> [To do] Which lines hold the word "recommendations"? Copy each of them.

> [Dataset content]
++++++++++

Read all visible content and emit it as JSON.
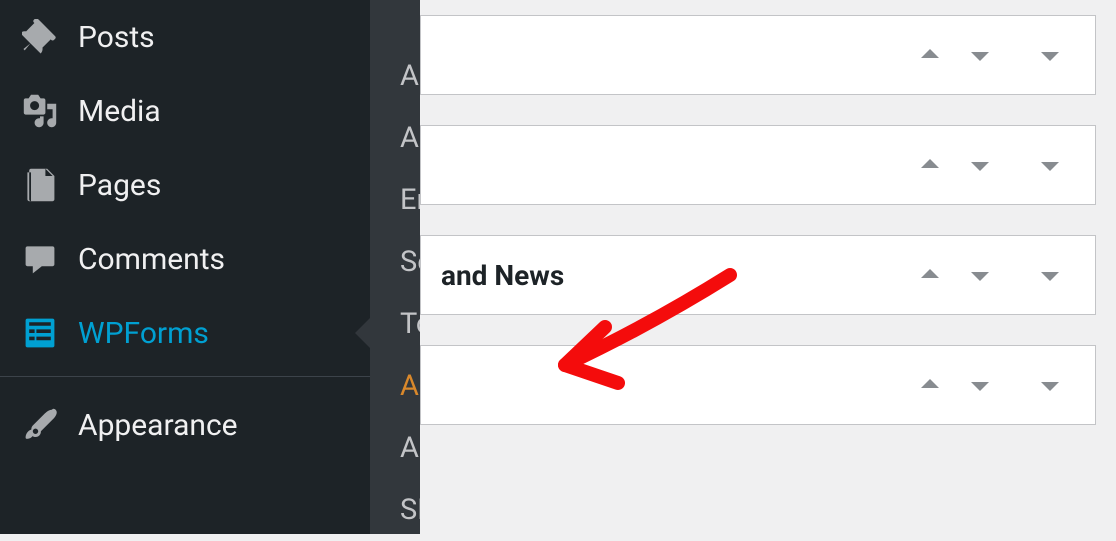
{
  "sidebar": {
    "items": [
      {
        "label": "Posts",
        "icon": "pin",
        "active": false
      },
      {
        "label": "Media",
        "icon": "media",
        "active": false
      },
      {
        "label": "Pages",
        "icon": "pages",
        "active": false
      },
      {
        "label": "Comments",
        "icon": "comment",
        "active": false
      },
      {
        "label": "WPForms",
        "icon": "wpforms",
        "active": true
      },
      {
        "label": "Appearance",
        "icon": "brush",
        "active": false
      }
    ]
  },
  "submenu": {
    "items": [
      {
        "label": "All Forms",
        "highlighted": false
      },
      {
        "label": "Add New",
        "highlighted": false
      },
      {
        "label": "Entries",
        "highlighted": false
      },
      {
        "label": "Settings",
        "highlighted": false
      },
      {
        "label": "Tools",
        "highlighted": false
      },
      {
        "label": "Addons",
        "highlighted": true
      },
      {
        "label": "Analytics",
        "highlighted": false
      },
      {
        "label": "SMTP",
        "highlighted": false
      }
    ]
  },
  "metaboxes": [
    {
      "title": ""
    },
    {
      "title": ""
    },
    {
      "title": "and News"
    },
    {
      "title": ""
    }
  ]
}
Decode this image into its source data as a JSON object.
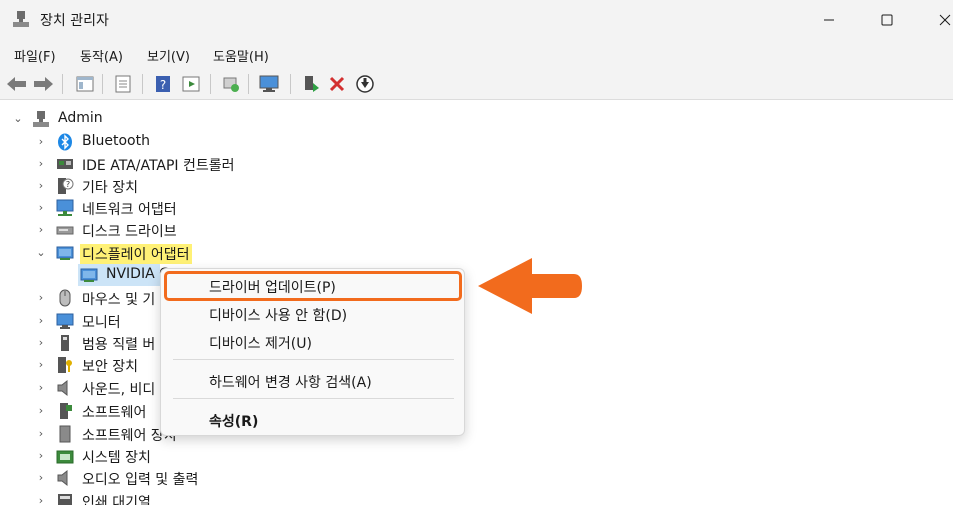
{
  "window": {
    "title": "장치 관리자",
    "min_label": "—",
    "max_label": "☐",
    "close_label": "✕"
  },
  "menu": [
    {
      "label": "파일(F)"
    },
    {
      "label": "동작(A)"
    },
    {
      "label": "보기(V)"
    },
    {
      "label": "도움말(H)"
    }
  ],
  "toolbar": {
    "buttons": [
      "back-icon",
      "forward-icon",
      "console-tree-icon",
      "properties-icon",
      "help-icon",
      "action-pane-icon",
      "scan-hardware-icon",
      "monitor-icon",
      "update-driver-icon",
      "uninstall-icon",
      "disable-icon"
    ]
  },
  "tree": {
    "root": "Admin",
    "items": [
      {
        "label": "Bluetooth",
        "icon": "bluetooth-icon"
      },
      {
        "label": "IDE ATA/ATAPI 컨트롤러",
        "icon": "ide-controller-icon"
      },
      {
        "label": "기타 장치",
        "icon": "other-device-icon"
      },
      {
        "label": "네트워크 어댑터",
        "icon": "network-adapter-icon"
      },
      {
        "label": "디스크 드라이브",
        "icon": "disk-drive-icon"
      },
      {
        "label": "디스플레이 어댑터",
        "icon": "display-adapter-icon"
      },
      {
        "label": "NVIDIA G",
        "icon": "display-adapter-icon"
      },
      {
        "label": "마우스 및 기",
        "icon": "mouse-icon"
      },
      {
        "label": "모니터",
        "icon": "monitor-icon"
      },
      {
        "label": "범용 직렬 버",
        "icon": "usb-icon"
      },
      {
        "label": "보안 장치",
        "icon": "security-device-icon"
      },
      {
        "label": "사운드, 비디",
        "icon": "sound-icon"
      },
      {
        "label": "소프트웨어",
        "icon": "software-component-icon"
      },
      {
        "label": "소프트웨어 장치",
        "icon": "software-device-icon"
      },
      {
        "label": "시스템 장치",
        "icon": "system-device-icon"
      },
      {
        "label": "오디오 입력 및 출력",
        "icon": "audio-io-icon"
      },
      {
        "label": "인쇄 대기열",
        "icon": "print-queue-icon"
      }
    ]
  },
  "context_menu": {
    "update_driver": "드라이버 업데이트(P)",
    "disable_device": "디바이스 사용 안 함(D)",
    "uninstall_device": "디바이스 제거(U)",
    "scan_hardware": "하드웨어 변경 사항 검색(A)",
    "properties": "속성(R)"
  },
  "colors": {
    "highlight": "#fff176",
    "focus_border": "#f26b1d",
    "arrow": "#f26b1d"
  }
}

++++++++++

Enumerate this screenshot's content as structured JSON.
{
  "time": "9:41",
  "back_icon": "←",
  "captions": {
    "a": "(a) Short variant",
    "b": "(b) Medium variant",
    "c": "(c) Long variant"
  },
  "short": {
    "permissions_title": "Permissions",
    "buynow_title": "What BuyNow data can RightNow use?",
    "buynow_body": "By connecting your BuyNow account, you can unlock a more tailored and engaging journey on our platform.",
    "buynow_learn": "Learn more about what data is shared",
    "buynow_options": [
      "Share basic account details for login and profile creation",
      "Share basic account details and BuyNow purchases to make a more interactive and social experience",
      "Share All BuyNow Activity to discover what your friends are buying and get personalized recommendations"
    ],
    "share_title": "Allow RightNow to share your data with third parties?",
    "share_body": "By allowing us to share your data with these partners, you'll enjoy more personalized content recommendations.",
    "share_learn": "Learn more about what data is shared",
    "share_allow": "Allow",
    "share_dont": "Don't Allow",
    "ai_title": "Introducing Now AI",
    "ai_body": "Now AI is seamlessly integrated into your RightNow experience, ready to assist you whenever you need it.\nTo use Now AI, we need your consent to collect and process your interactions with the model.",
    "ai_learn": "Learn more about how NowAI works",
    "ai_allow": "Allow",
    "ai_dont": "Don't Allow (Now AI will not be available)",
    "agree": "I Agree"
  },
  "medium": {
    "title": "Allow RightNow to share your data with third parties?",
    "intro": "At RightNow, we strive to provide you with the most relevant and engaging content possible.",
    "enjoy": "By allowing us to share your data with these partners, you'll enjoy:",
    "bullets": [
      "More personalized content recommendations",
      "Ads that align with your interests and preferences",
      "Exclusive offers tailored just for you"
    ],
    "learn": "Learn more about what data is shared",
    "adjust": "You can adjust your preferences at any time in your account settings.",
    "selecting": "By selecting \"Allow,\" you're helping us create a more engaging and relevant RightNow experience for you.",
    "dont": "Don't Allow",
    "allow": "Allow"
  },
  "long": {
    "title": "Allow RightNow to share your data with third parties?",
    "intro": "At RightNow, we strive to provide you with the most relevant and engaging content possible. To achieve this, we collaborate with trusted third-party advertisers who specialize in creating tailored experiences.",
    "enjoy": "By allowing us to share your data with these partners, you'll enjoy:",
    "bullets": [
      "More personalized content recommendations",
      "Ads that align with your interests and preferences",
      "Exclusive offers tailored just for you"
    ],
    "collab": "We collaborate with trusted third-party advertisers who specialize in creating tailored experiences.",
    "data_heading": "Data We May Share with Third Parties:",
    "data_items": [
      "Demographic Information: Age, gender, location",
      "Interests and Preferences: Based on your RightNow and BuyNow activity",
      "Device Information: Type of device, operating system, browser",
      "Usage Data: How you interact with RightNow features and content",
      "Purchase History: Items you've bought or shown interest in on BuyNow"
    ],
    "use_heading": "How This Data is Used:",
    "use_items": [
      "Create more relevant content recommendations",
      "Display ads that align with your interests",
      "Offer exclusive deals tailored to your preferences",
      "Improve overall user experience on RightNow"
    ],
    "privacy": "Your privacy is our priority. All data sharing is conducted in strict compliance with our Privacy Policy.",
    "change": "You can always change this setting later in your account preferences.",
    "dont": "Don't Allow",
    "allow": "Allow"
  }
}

++++++++++

> [Final result]
      "Share All BuyNow Activity to discover what your friends are buying and get personalized recommendations"
    "share_body": "By allowing us to share your data with these partners, you'll enjoy more personalized content recommendations.",
      "More personalized content recommendations",
      "More personalized content recommendations",
      "Create more relevant content recommendations",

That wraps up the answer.